What to do: Word for word, quote all of the material, omitting the pictures.

─── Records for processing ───

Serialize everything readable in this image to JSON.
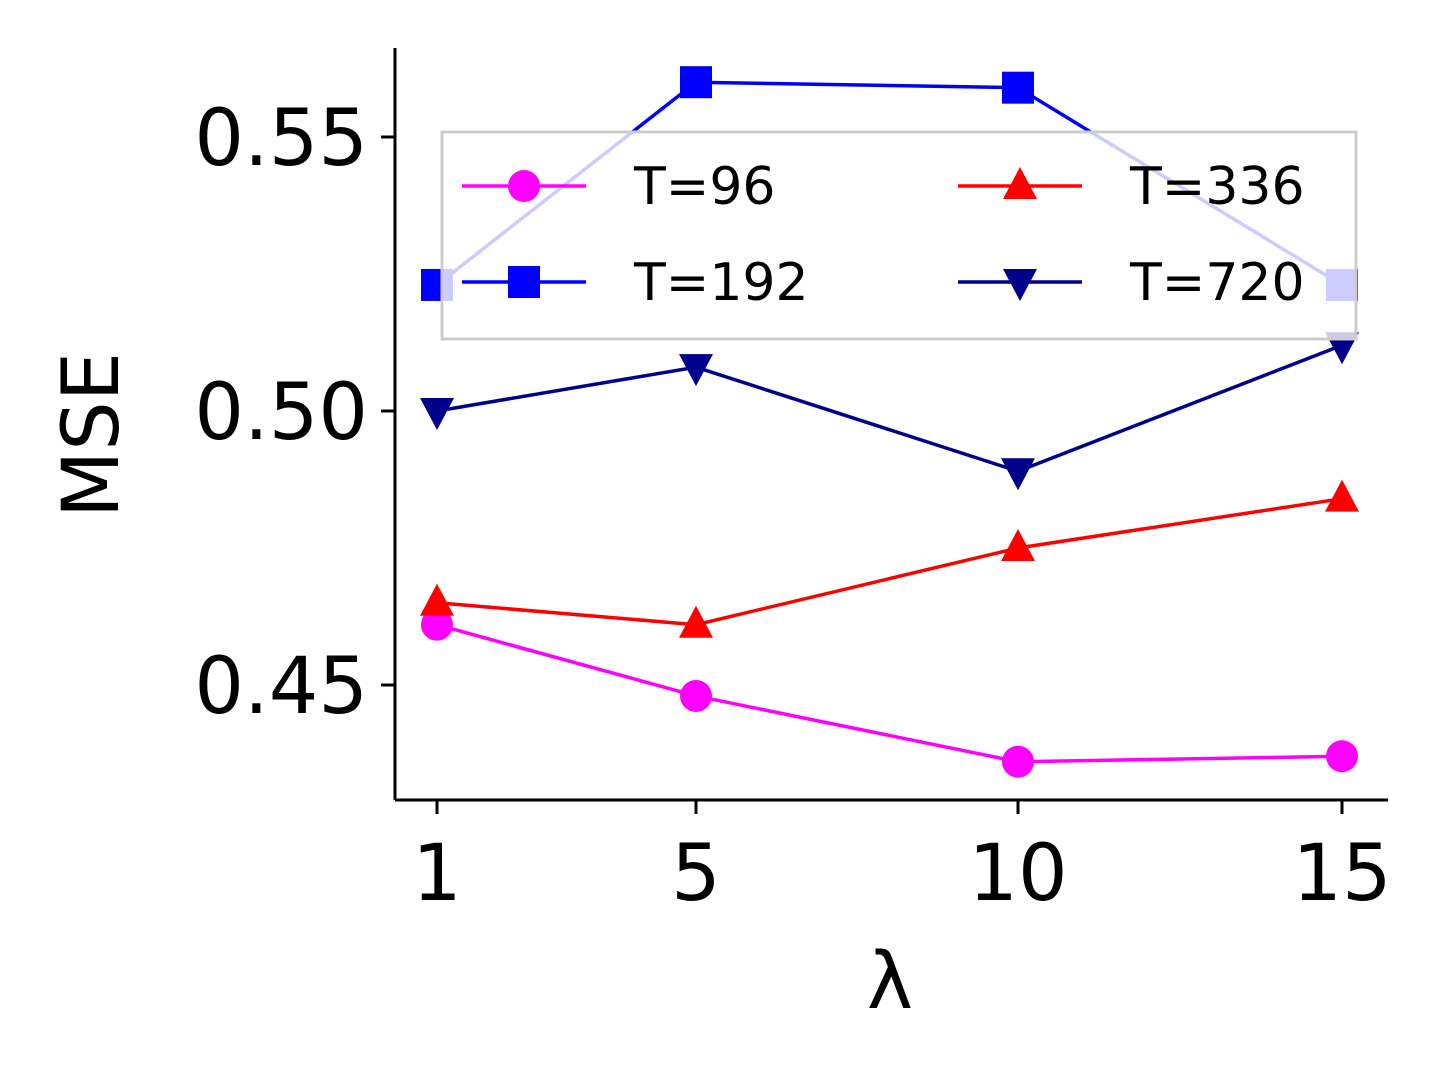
{
  "chart_data": {
    "type": "line",
    "title": "",
    "xlabel": "λ",
    "ylabel": "MSE",
    "x": [
      1,
      5,
      10,
      15
    ],
    "x_ticks": [
      "1",
      "5",
      "10",
      "15"
    ],
    "y_ticks": [
      "0.45",
      "0.50",
      "0.55"
    ],
    "y_tick_values": [
      0.45,
      0.5,
      0.55
    ],
    "ylim": [
      0.43,
      0.567
    ],
    "grid": false,
    "legend_placement": "top",
    "series": [
      {
        "name": "T=96",
        "color": "#ff00ff",
        "marker": "circle",
        "values": [
          0.461,
          0.448,
          0.436,
          0.437
        ]
      },
      {
        "name": "T=192",
        "color": "#0000ff",
        "marker": "square",
        "values": [
          0.523,
          0.56,
          0.559,
          0.523
        ]
      },
      {
        "name": "T=336",
        "color": "#ff0000",
        "marker": "triangle-up",
        "values": [
          0.465,
          0.461,
          0.475,
          0.484
        ]
      },
      {
        "name": "T=720",
        "color": "#00008b",
        "marker": "triangle-down",
        "values": [
          0.5,
          0.508,
          0.489,
          0.512
        ]
      }
    ]
  }
}
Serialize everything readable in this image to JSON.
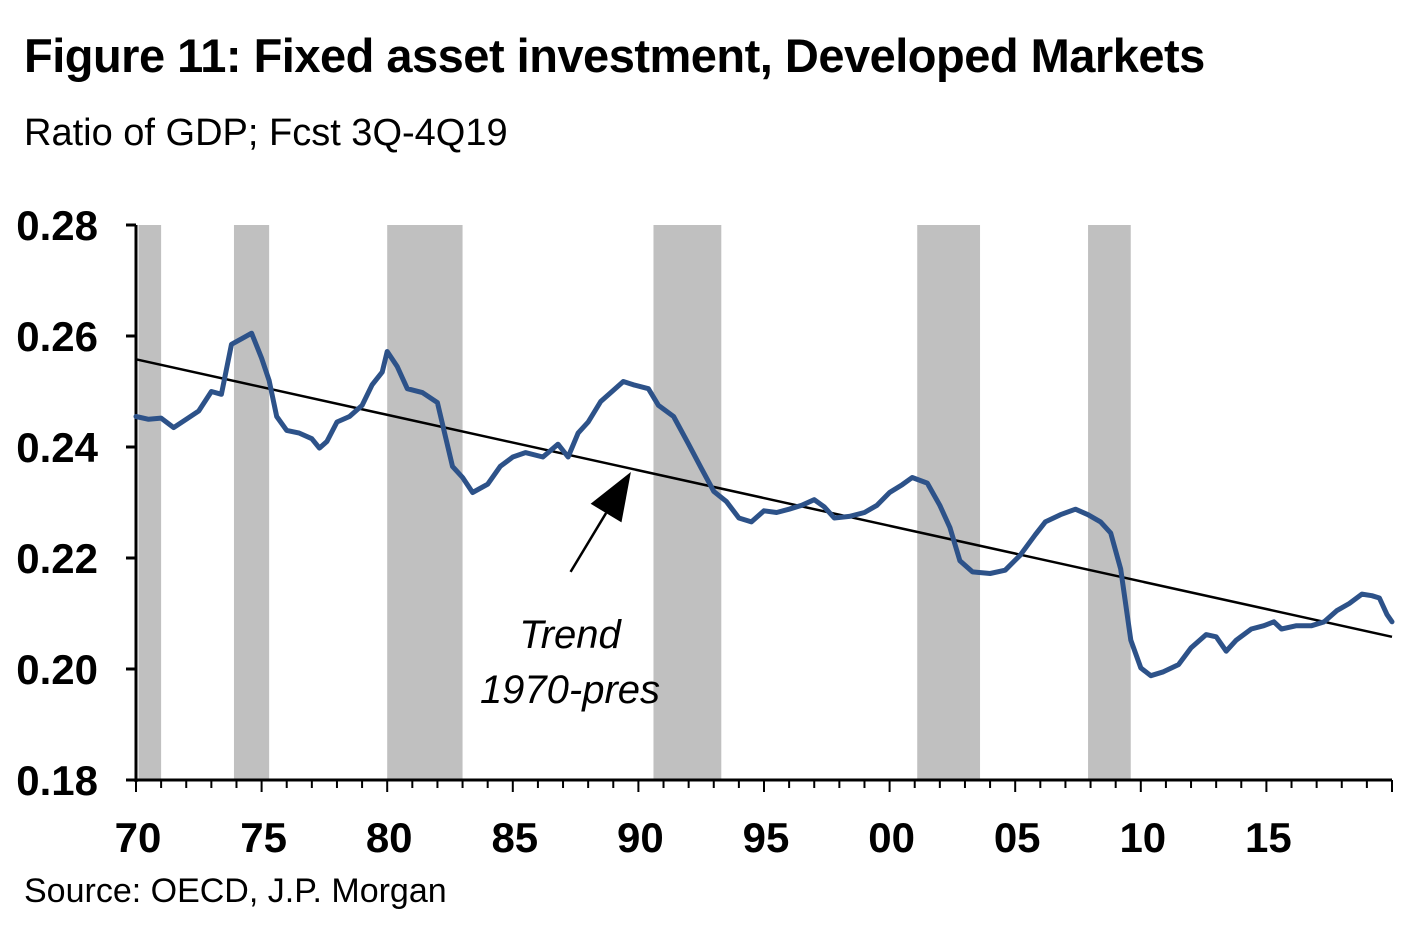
{
  "chart_data": {
    "type": "line",
    "title": "Figure 11: Fixed asset investment, Developed Markets",
    "subtitle": "Ratio of GDP; Fcst 3Q-4Q19",
    "source": "Source: OECD, J.P. Morgan",
    "xlabel": "",
    "ylabel": "",
    "xlim": [
      1970,
      2020
    ],
    "ylim": [
      0.18,
      0.28
    ],
    "y_ticks": [
      0.18,
      0.2,
      0.22,
      0.24,
      0.26,
      0.28
    ],
    "y_tick_labels": [
      "0.18",
      "0.20",
      "0.22",
      "0.24",
      "0.26",
      "0.28"
    ],
    "x_ticks": [
      1970,
      1975,
      1980,
      1985,
      1990,
      1995,
      2000,
      2005,
      2010,
      2015
    ],
    "x_tick_labels": [
      "70",
      "75",
      "80",
      "85",
      "90",
      "95",
      "00",
      "05",
      "10",
      "15"
    ],
    "recession_bands": [
      [
        1970.1,
        1971.0
      ],
      [
        1973.9,
        1975.3
      ],
      [
        1980.0,
        1983.0
      ],
      [
        1990.6,
        1993.3
      ],
      [
        2001.1,
        2003.6
      ],
      [
        2007.9,
        2009.6
      ]
    ],
    "series": [
      {
        "name": "Fixed asset investment",
        "color": "#2d5289",
        "points": [
          [
            1970.0,
            0.2455
          ],
          [
            1970.5,
            0.245
          ],
          [
            1971.0,
            0.2452
          ],
          [
            1971.5,
            0.2435
          ],
          [
            1972.0,
            0.245
          ],
          [
            1972.5,
            0.2465
          ],
          [
            1973.0,
            0.25
          ],
          [
            1973.4,
            0.2495
          ],
          [
            1973.8,
            0.2585
          ],
          [
            1974.2,
            0.2595
          ],
          [
            1974.6,
            0.2605
          ],
          [
            1975.0,
            0.256
          ],
          [
            1975.3,
            0.252
          ],
          [
            1975.6,
            0.2455
          ],
          [
            1976.0,
            0.243
          ],
          [
            1976.5,
            0.2425
          ],
          [
            1977.0,
            0.2415
          ],
          [
            1977.3,
            0.2398
          ],
          [
            1977.6,
            0.241
          ],
          [
            1978.0,
            0.2445
          ],
          [
            1978.5,
            0.2455
          ],
          [
            1979.0,
            0.2475
          ],
          [
            1979.4,
            0.2512
          ],
          [
            1979.8,
            0.2535
          ],
          [
            1980.0,
            0.2572
          ],
          [
            1980.4,
            0.2545
          ],
          [
            1980.8,
            0.2505
          ],
          [
            1981.4,
            0.2498
          ],
          [
            1982.0,
            0.248
          ],
          [
            1982.6,
            0.2365
          ],
          [
            1983.0,
            0.2345
          ],
          [
            1983.4,
            0.2318
          ],
          [
            1984.0,
            0.2333
          ],
          [
            1984.5,
            0.2365
          ],
          [
            1985.0,
            0.2382
          ],
          [
            1985.5,
            0.239
          ],
          [
            1986.2,
            0.2382
          ],
          [
            1986.8,
            0.2405
          ],
          [
            1987.2,
            0.2382
          ],
          [
            1987.6,
            0.2425
          ],
          [
            1988.0,
            0.2445
          ],
          [
            1988.5,
            0.2482
          ],
          [
            1989.0,
            0.2502
          ],
          [
            1989.4,
            0.2518
          ],
          [
            1989.8,
            0.2512
          ],
          [
            1990.4,
            0.2505
          ],
          [
            1990.8,
            0.2475
          ],
          [
            1991.4,
            0.2455
          ],
          [
            1992.0,
            0.2405
          ],
          [
            1992.5,
            0.2362
          ],
          [
            1993.0,
            0.232
          ],
          [
            1993.5,
            0.2302
          ],
          [
            1994.0,
            0.2272
          ],
          [
            1994.5,
            0.2265
          ],
          [
            1995.0,
            0.2285
          ],
          [
            1995.5,
            0.2282
          ],
          [
            1996.0,
            0.2288
          ],
          [
            1996.5,
            0.2295
          ],
          [
            1997.0,
            0.2305
          ],
          [
            1997.4,
            0.2292
          ],
          [
            1997.8,
            0.2272
          ],
          [
            1998.4,
            0.2275
          ],
          [
            1999.0,
            0.2282
          ],
          [
            1999.5,
            0.2295
          ],
          [
            2000.0,
            0.2318
          ],
          [
            2000.5,
            0.2332
          ],
          [
            2000.9,
            0.2345
          ],
          [
            2001.5,
            0.2335
          ],
          [
            2002.0,
            0.2295
          ],
          [
            2002.4,
            0.2255
          ],
          [
            2002.8,
            0.2195
          ],
          [
            2003.3,
            0.2175
          ],
          [
            2004.0,
            0.2172
          ],
          [
            2004.6,
            0.2178
          ],
          [
            2005.2,
            0.2205
          ],
          [
            2005.8,
            0.2242
          ],
          [
            2006.2,
            0.2265
          ],
          [
            2006.8,
            0.2278
          ],
          [
            2007.4,
            0.2288
          ],
          [
            2007.9,
            0.2278
          ],
          [
            2008.4,
            0.2265
          ],
          [
            2008.8,
            0.2245
          ],
          [
            2009.2,
            0.218
          ],
          [
            2009.6,
            0.2052
          ],
          [
            2010.0,
            0.2002
          ],
          [
            2010.4,
            0.1988
          ],
          [
            2010.9,
            0.1995
          ],
          [
            2011.5,
            0.2008
          ],
          [
            2012.0,
            0.2038
          ],
          [
            2012.6,
            0.2062
          ],
          [
            2013.0,
            0.2058
          ],
          [
            2013.4,
            0.2032
          ],
          [
            2013.8,
            0.2052
          ],
          [
            2014.4,
            0.2072
          ],
          [
            2014.9,
            0.2078
          ],
          [
            2015.3,
            0.2085
          ],
          [
            2015.6,
            0.2072
          ],
          [
            2016.2,
            0.2078
          ],
          [
            2016.8,
            0.2078
          ],
          [
            2017.3,
            0.2085
          ],
          [
            2017.8,
            0.2105
          ],
          [
            2018.3,
            0.2118
          ],
          [
            2018.8,
            0.2135
          ],
          [
            2019.2,
            0.2132
          ],
          [
            2019.5,
            0.2128
          ],
          [
            2019.8,
            0.2098
          ],
          [
            2020.0,
            0.2085
          ]
        ]
      },
      {
        "name": "Trend 1970-pres",
        "color": "#000000",
        "points": [
          [
            1970.0,
            0.2558
          ],
          [
            2020.0,
            0.2058
          ]
        ]
      }
    ],
    "annotation": {
      "line1": "Trend",
      "line2": "1970-pres",
      "arrow_from": [
        1987.3,
        0.2175
      ],
      "arrow_to": [
        1989.7,
        0.2355
      ]
    }
  }
}
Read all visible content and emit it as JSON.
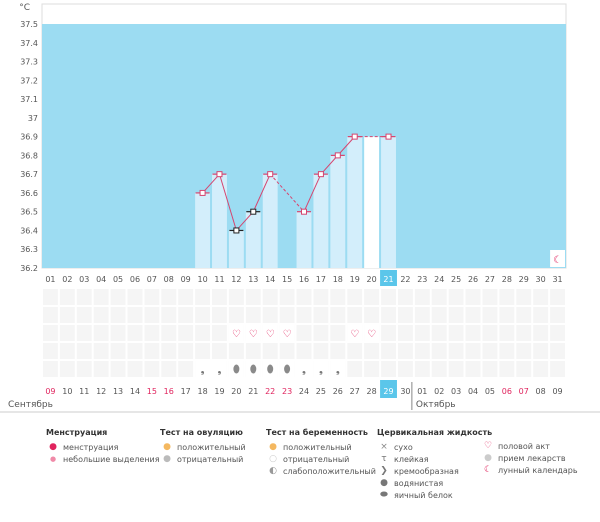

───

Task answer:
Serialize everything readable in this image to JSON.
{
  "chart_data": {
    "type": "line",
    "title": "",
    "xlabel": "λ",
    "ylabel": "MSE",
    "x": [
      1,
      5,
      10,
      15
    ],
    "x_ticks": [
      "1",
      "5",
      "10",
      "15"
    ],
    "y_ticks": [
      "0.45",
      "0.50",
      "0.55"
    ],
    "y_tick_values": [
      0.45,
      0.5,
      0.55
    ],
    "ylim": [
      0.43,
      0.567
    ],
    "grid": false,
    "legend_placement": "top",
    "series": [
      {
        "name": "T=96",
        "color": "#ff00ff",
        "marker": "circle",
        "values": [
          0.461,
          0.448,
          0.436,
          0.437
        ]
      },
      {
        "name": "T=192",
        "color": "#0000ff",
        "marker": "square",
        "values": [
          0.523,
          0.56,
          0.559,
          0.523
        ]
      },
      {
        "name": "T=336",
        "color": "#ff0000",
        "marker": "triangle-up",
        "values": [
          0.465,
          0.461,
          0.475,
          0.484
        ]
      },
      {
        "name": "T=720",
        "color": "#00008b",
        "marker": "triangle-down",
        "values": [
          0.5,
          0.508,
          0.489,
          0.512
        ]
      }
    ]
  }
}
Serialize everything readable in this image to JSON.
{
  "chart_data": {
    "type": "line",
    "title": "Figure 11: Fixed asset investment, Developed Markets",
    "subtitle": "Ratio of GDP; Fcst 3Q-4Q19",
    "source": "Source: OECD, J.P. Morgan",
    "xlabel": "",
    "ylabel": "",
    "xlim": [
      1970,
      2020
    ],
    "ylim": [
      0.18,
      0.28
    ],
    "y_ticks": [
      0.18,
      0.2,
      0.22,
      0.24,
      0.26,
      0.28
    ],
    "y_tick_labels": [
      "0.18",
      "0.20",
      "0.22",
      "0.24",
      "0.26",
      "0.28"
    ],
    "x_ticks": [
      1970,
      1975,
      1980,
      1985,
      1990,
      1995,
      2000,
      2005,
      2010,
      2015
    ],
    "x_tick_labels": [
      "70",
      "75",
      "80",
      "85",
      "90",
      "95",
      "00",
      "05",
      "10",
      "15"
    ],
    "recession_bands": [
      [
        1970.1,
        1971.0
      ],
      [
        1973.9,
        1975.3
      ],
      [
        1980.0,
        1983.0
      ],
      [
        1990.6,
        1993.3
      ],
      [
        2001.1,
        2003.6
      ],
      [
        2007.9,
        2009.6
      ]
    ],
    "series": [
      {
        "name": "Fixed asset investment",
        "color": "#2d5289",
        "points": [
          [
            1970.0,
            0.2455
          ],
          [
            1970.5,
            0.245
          ],
          [
            1971.0,
            0.2452
          ],
          [
            1971.5,
            0.2435
          ],
          [
            1972.0,
            0.245
          ],
          [
            1972.5,
            0.2465
          ],
          [
            1973.0,
            0.25
          ],
          [
            1973.4,
            0.2495
          ],
          [
            1973.8,
            0.2585
          ],
          [
            1974.2,
            0.2595
          ],
          [
            1974.6,
            0.2605
          ],
          [
            1975.0,
            0.256
          ],
          [
            1975.3,
            0.252
          ],
          [
            1975.6,
            0.2455
          ],
          [
            1976.0,
            0.243
          ],
          [
            1976.5,
            0.2425
          ],
          [
            1977.0,
            0.2415
          ],
          [
            1977.3,
            0.2398
          ],
          [
            1977.6,
            0.241
          ],
          [
            1978.0,
            0.2445
          ],
          [
            1978.5,
            0.2455
          ],
          [
            1979.0,
            0.2475
          ],
          [
            1979.4,
            0.2512
          ],
          [
            1979.8,
            0.2535
          ],
          [
            1980.0,
            0.2572
          ],
          [
            1980.4,
            0.2545
          ],
          [
            1980.8,
            0.2505
          ],
          [
            1981.4,
            0.2498
          ],
          [
            1982.0,
            0.248
          ],
          [
            1982.6,
            0.2365
          ],
          [
            1983.0,
            0.2345
          ],
          [
            1983.4,
            0.2318
          ],
          [
            1984.0,
            0.2333
          ],
          [
            1984.5,
            0.2365
          ],
          [
            1985.0,
            0.2382
          ],
          [
            1985.5,
            0.239
          ],
          [
            1986.2,
            0.2382
          ],
          [
            1986.8,
            0.2405
          ],
          [
            1987.2,
            0.2382
          ],
          [
            1987.6,
            0.2425
          ],
          [
            1988.0,
            0.2445
          ],
          [
            1988.5,
            0.2482
          ],
          [
            1989.0,
            0.2502
          ],
          [
            1989.4,
            0.2518
          ],
          [
            1989.8,
            0.2512
          ],
          [
            1990.4,
            0.2505
          ],
          [
            1990.8,
            0.2475
          ],
          [
            1991.4,
            0.2455
          ],
          [
            1992.0,
            0.2405
          ],
          [
            1992.5,
            0.2362
          ],
          [
            1993.0,
            0.232
          ],
          [
            1993.5,
            0.2302
          ],
          [
            1994.0,
            0.2272
          ],
          [
            1994.5,
            0.2265
          ],
          [
            1995.0,
            0.2285
          ],
          [
            1995.5,
            0.2282
          ],
          [
            1996.0,
            0.2288
          ],
          [
            1996.5,
            0.2295
          ],
          [
            1997.0,
            0.2305
          ],
          [
            1997.4,
            0.2292
          ],
          [
            1997.8,
            0.2272
          ],
          [
            1998.4,
            0.2275
          ],
          [
            1999.0,
            0.2282
          ],
          [
            1999.5,
            0.2295
          ],
          [
            2000.0,
            0.2318
          ],
          [
            2000.5,
            0.2332
          ],
          [
            2000.9,
            0.2345
          ],
          [
            2001.5,
            0.2335
          ],
          [
            2002.0,
            0.2295
          ],
          [
            2002.4,
            0.2255
          ],
          [
            2002.8,
            0.2195
          ],
          [
            2003.3,
            0.2175
          ],
          [
            2004.0,
            0.2172
          ],
          [
            2004.6,
            0.2178
          ],
          [
            2005.2,
            0.2205
          ],
          [
            2005.8,
            0.2242
          ],
          [
            2006.2,
            0.2265
          ],
          [
            2006.8,
            0.2278
          ],
          [
            2007.4,
            0.2288
          ],
          [
            2007.9,
            0.2278
          ],
          [
            2008.4,
            0.2265
          ],
          [
            2008.8,
            0.2245
          ],
          [
            2009.2,
            0.218
          ],
          [
            2009.6,
            0.2052
          ],
          [
            2010.0,
            0.2002
          ],
          [
            2010.4,
            0.1988
          ],
          [
            2010.9,
            0.1995
          ],
          [
            2011.5,
            0.2008
          ],
          [
            2012.0,
            0.2038
          ],
          [
            2012.6,
            0.2062
          ],
          [
            2013.0,
            0.2058
          ],
          [
            2013.4,
            0.2032
          ],
          [
            2013.8,
            0.2052
          ],
          [
            2014.4,
            0.2072
          ],
          [
            2014.9,
            0.2078
          ],
          [
            2015.3,
            0.2085
          ],
          [
            2015.6,
            0.2072
          ],
          [
            2016.2,
            0.2078
          ],
          [
            2016.8,
            0.2078
          ],
          [
            2017.3,
            0.2085
          ],
          [
            2017.8,
            0.2105
          ],
          [
            2018.3,
            0.2118
          ],
          [
            2018.8,
            0.2135
          ],
          [
            2019.2,
            0.2132
          ],
          [
            2019.5,
            0.2128
          ],
          [
            2019.8,
            0.2098
          ],
          [
            2020.0,
            0.2085
          ]
        ]
      },
      {
        "name": "Trend 1970-pres",
        "color": "#000000",
        "points": [
          [
            1970.0,
            0.2558
          ],
          [
            2020.0,
            0.2058
          ]
        ]
      }
    ],
    "annotation": {
      "line1": "Trend",
      "line2": "1970-pres",
      "arrow_from": [
        1987.3,
        0.2175
      ],
      "arrow_to": [
        1989.7,
        0.2355
      ]
    }
  }
}
Read all visible content and emit it as JSON.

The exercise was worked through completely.